**What is needed**
Render the data from its first line through the line containing "x-tick-label: 8000 bbox=[361, 451, 402, 470]", inclusive, as a JSON list of strings with one string per line, omitting any blank lines.

[Start The input]

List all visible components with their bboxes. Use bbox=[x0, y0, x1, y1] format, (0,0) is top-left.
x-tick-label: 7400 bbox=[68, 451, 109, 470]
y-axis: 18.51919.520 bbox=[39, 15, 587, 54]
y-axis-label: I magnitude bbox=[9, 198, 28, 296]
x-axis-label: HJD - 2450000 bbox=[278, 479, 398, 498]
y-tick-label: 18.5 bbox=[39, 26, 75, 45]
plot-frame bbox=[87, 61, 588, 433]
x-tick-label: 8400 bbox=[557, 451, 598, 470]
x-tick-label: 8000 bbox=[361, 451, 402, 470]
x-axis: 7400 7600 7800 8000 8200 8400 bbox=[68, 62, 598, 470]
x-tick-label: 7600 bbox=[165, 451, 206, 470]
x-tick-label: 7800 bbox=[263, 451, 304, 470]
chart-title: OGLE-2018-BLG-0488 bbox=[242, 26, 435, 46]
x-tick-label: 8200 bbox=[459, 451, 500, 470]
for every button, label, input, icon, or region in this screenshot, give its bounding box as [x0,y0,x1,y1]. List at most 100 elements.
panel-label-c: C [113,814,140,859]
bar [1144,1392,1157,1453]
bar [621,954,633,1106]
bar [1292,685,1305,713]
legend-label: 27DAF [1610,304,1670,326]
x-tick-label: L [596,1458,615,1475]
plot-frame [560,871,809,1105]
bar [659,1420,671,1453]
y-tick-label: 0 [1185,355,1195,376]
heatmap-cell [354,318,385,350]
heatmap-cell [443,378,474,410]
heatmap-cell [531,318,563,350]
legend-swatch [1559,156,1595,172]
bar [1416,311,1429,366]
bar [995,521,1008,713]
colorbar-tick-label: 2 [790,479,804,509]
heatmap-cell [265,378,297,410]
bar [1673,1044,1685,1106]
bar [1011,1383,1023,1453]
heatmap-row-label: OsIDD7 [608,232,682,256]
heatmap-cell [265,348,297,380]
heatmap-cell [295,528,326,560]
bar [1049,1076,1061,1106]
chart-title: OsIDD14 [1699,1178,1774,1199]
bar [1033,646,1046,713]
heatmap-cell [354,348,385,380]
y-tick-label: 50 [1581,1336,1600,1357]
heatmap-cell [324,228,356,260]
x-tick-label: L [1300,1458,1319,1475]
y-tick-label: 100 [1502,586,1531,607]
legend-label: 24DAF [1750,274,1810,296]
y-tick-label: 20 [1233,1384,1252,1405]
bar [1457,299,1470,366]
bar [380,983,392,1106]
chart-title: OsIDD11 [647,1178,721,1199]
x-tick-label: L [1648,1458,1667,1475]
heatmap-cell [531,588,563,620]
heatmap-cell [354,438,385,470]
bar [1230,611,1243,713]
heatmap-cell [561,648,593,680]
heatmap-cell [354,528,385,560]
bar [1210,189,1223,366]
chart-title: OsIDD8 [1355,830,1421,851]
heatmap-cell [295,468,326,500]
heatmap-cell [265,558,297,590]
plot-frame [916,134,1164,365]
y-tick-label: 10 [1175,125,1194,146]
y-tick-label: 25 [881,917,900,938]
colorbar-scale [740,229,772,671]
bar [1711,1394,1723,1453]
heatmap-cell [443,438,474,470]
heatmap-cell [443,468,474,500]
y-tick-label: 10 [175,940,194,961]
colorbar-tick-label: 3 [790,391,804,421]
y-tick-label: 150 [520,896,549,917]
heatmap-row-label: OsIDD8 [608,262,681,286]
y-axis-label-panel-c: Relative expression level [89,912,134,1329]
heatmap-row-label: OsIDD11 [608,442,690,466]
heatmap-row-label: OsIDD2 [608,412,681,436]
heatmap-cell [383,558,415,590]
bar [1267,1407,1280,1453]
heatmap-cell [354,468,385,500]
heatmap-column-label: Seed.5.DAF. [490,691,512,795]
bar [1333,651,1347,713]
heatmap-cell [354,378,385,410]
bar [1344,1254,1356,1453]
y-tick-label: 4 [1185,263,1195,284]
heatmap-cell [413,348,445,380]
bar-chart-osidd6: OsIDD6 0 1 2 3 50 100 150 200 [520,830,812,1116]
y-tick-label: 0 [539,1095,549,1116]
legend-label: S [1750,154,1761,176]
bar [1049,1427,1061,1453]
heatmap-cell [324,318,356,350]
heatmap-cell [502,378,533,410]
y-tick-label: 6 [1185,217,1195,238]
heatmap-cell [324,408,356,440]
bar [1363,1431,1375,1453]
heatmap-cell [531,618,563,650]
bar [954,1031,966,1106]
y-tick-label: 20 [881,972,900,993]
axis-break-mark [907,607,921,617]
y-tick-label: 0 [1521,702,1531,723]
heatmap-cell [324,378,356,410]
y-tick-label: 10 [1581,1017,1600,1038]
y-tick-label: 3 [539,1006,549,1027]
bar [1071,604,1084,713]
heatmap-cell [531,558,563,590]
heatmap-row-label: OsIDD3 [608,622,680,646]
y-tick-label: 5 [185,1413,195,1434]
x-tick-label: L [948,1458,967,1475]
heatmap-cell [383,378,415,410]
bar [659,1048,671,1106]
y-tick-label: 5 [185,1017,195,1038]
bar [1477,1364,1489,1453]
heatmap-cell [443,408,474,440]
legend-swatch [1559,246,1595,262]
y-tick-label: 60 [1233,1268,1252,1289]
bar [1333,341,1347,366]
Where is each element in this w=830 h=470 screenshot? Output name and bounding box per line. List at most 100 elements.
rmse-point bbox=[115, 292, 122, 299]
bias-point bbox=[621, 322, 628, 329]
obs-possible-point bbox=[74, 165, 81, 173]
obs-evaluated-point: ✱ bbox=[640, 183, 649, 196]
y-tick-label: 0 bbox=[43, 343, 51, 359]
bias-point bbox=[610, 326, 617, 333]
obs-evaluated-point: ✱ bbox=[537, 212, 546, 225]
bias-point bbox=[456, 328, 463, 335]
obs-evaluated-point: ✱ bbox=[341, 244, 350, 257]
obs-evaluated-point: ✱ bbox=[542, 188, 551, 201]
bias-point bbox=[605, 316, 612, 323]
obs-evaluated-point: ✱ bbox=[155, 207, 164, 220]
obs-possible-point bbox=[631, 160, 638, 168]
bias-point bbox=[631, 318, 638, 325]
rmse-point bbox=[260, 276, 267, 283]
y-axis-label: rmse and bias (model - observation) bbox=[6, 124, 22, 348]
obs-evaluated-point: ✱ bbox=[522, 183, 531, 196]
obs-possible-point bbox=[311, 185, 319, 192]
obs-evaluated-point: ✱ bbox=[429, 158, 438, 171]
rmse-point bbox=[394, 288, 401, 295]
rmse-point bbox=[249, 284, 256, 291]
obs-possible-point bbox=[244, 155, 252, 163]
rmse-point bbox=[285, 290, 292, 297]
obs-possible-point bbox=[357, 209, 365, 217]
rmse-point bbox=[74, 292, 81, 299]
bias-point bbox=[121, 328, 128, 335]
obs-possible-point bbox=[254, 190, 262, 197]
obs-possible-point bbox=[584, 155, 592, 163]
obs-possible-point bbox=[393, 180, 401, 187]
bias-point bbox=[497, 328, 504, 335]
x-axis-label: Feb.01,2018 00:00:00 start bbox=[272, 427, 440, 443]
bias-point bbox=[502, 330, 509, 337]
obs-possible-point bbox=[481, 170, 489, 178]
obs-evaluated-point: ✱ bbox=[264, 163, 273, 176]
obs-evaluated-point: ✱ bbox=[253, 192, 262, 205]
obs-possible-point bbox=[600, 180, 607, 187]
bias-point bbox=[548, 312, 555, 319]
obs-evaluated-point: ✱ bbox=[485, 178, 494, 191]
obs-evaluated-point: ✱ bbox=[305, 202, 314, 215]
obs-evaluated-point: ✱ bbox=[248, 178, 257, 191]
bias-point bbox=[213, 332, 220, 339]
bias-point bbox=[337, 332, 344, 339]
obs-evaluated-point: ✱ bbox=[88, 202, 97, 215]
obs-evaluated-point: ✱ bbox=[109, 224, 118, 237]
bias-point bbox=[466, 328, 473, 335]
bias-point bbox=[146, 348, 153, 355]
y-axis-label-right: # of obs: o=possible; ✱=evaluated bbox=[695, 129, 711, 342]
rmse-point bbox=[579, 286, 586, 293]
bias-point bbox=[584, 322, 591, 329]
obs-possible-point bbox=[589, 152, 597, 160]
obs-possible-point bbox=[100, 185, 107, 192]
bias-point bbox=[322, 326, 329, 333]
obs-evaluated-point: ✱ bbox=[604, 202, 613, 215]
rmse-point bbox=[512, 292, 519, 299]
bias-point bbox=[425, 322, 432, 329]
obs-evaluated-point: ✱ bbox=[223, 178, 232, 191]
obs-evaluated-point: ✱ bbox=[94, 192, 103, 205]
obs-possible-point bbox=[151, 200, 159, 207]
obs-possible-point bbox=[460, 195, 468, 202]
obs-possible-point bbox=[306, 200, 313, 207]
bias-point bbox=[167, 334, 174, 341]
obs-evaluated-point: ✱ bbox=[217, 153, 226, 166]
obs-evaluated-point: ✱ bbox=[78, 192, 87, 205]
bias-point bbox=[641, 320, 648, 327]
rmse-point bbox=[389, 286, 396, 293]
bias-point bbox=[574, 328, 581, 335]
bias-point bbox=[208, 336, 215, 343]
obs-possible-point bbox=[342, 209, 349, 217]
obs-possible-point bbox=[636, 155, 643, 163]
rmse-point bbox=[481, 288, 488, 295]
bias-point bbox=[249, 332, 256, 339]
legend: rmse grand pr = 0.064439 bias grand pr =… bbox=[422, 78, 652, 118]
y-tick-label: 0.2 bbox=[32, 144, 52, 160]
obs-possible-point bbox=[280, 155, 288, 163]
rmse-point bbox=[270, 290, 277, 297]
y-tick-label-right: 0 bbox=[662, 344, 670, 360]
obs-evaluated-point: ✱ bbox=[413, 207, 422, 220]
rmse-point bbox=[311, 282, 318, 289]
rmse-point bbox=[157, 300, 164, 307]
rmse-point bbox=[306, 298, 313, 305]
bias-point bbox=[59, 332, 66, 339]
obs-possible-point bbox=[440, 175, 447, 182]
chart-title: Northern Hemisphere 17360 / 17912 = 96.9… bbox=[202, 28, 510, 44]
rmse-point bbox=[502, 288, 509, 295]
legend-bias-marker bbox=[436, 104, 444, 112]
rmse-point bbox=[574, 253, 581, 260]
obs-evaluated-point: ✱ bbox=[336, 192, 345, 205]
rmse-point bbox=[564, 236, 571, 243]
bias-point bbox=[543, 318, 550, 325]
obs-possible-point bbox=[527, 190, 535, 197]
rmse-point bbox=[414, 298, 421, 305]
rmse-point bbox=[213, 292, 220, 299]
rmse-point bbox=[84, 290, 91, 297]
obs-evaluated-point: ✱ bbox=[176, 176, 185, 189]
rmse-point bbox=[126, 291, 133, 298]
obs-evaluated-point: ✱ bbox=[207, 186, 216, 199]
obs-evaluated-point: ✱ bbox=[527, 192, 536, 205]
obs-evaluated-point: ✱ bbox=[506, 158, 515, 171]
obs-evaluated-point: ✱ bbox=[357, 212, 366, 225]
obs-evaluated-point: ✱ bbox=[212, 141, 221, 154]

[End The input]

**Task solution**
[
  "List all visible components with their bboxes. Use bbox=[x0, y0, x1, y1] format, (0,0) is top-left.",
  "x-tick-label: 7400 bbox=[68, 451, 109, 470]",
  "y-axis: 18.51919.520 bbox=[39, 15, 587, 54]",
  "y-axis-label: I magnitude bbox=[9, 198, 28, 296]",
  "x-axis-label: HJD - 2450000 bbox=[278, 479, 398, 498]",
  "y-tick-label: 18.5 bbox=[39, 26, 75, 45]",
  "plot-frame bbox=[87, 61, 588, 433]",
  "x-tick-label: 8400 bbox=[557, 451, 598, 470]",
  "x-tick-label: 8000 bbox=[361, 451, 402, 470]"
]